# Exercise brief
Reproduce the listing exactly and skip over any pictures.

-- start Task inputs --

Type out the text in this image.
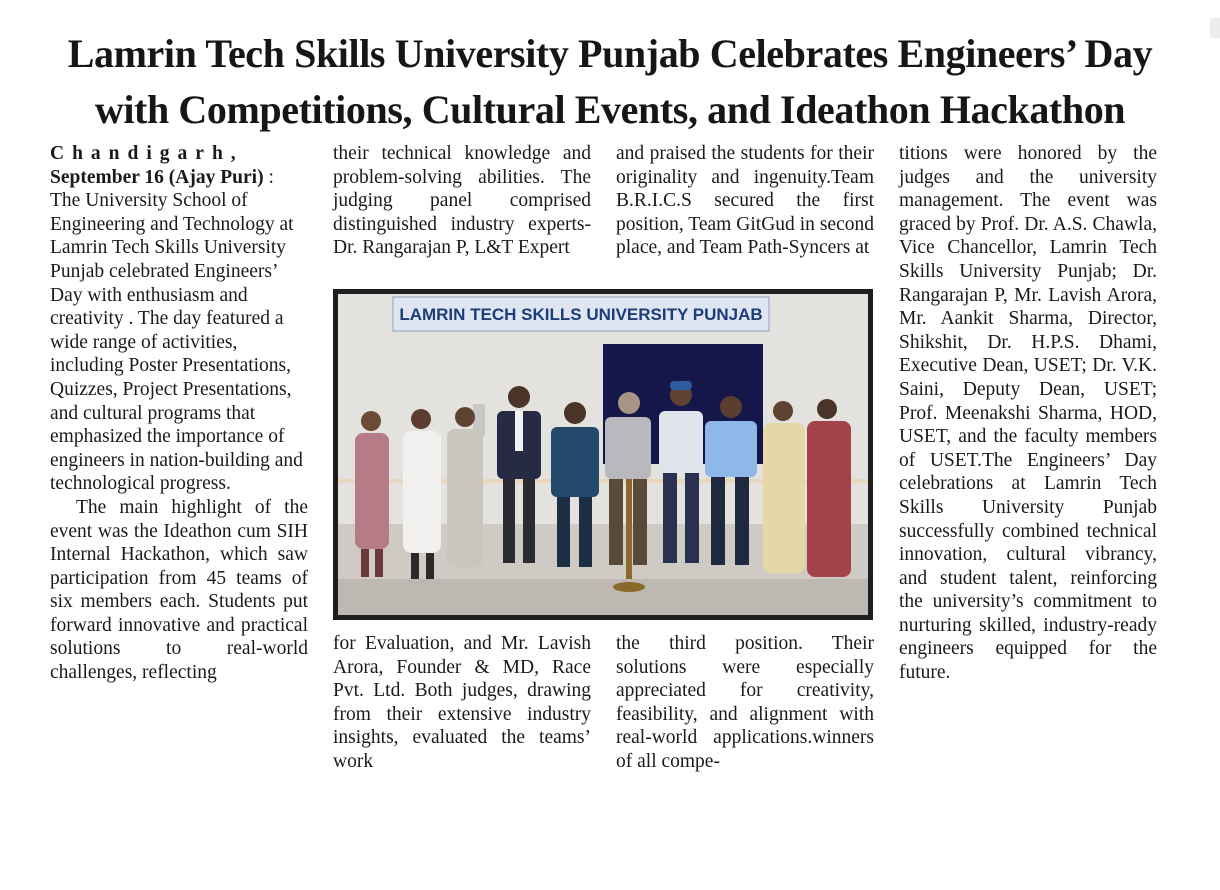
Lamrin Tech Skills University Punjab Celebrates Engineers’ Day
with Competitions, Cultural Events, and Ideathon Hackathon

Chandigarh,
September 16 (Ajay Puri) : The University School of Engineering and Technology at Lamrin Tech Skills University Punjab celebrated Engineers’ Day with enthusiasm and creativity . The day featured a wide range of activities, including Poster Presentations, Quizzes, Project Presentations, and cultural programs that emphasized the importance of engineers in nation-building and technological progress.

The main highlight of the event was the Ideathon cum SIH Internal Hackathon, which saw participation from 45 teams of six members each. Students put forward innovative and practical solutions to real-world challenges, reflecting

their technical knowledge and problem-solving abilities. The judging panel comprised distinguished industry experts- Dr. Rangarajan P, L&T Expert

and praised the students for their originality and ingenuity.Team B.R.I.C.S secured the first position, Team GitGud in second place, and Team Path-Syncers at

LAMRIN TECH SKILLS UNIVERSITY PUNJAB

for Evaluation, and Mr. Lavish Arora, Founder & MD, Race Pvt. Ltd. Both judges, drawing from their extensive industry insights, evaluated the teams’ work

the third position. Their solutions were especially appreciated for creativity, feasibility, and alignment with real-world applications.winners of all compe-

titions were honored by the judges and the university management. The event was graced by Prof. Dr. A.S. Chawla, Vice Chancellor, Lamrin Tech Skills University Punjab; Dr. Rangarajan P, Mr. Lavish Arora, Mr. Aankit Sharma, Director, Shikshit, Dr. H.P.S. Dhami, Executive Dean, USET; Dr. V.K. Saini, Deputy Dean, USET; Prof. Meenakshi Sharma, HOD, USET, and the faculty members of USET.The Engineers’ Day celebrations at Lamrin Tech Skills University Punjab successfully combined technical innovation, cultural vibrancy, and student talent, reinforcing the university’s commitment to nurturing skilled, industry-ready engineers equipped for the future.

-- end Task inputs --

# The reply
Type out the text in this image.
Lamrin Tech Skills University Punjab Celebrates Engineers’ Day
with Competitions, Cultural Events, and Ideathon Hackathon

Chandigarh,
September 16 (Ajay Puri) : The University School of Engineering and Technology at Lamrin Tech Skills University Punjab celebrated Engineers’ Day with enthusiasm and creativity . The day featured a wide range of activities, including Poster Presentations, Quizzes, Project Presentations, and cultural programs that emphasized the importance of engineers in nation-building and technological progress.

The main highlight of the event was the Ideathon cum SIH Internal Hackathon, which saw participation from 45 teams of six members each. Students put forward innovative and practical solutions to real-world challenges, reflecting

their technical knowledge and problem-solving abilities. The judging panel comprised distinguished industry experts- Dr. Rangarajan P, L&T Expert

and praised the students for their originality and ingenuity.Team B.R.I.C.S secured the first position, Team GitGud in second place, and Team Path-Syncers at

LAMRIN TECH SKILLS UNIVERSITY PUNJAB

for Evaluation, and Mr. Lavish Arora, Founder & MD, Race Pvt. Ltd. Both judges, drawing from their extensive industry insights, evaluated the teams’ work

the third position. Their solutions were especially appreciated for creativity, feasibility, and alignment with real-world applications.winners of all compe-

titions were honored by the judges and the university management. The event was graced by Prof. Dr. A.S. Chawla, Vice Chancellor, Lamrin Tech Skills University Punjab; Dr. Rangarajan P, Mr. Lavish Arora, Mr. Aankit Sharma, Director, Shikshit, Dr. H.P.S. Dhami, Executive Dean, USET; Dr. V.K. Saini, Deputy Dean, USET; Prof. Meenakshi Sharma, HOD, USET, and the faculty members of USET.The Engineers’ Day celebrations at Lamrin Tech Skills University Punjab successfully combined technical innovation, cultural vibrancy, and student talent, reinforcing the university’s commitment to nurturing skilled, industry-ready engineers equipped for the future.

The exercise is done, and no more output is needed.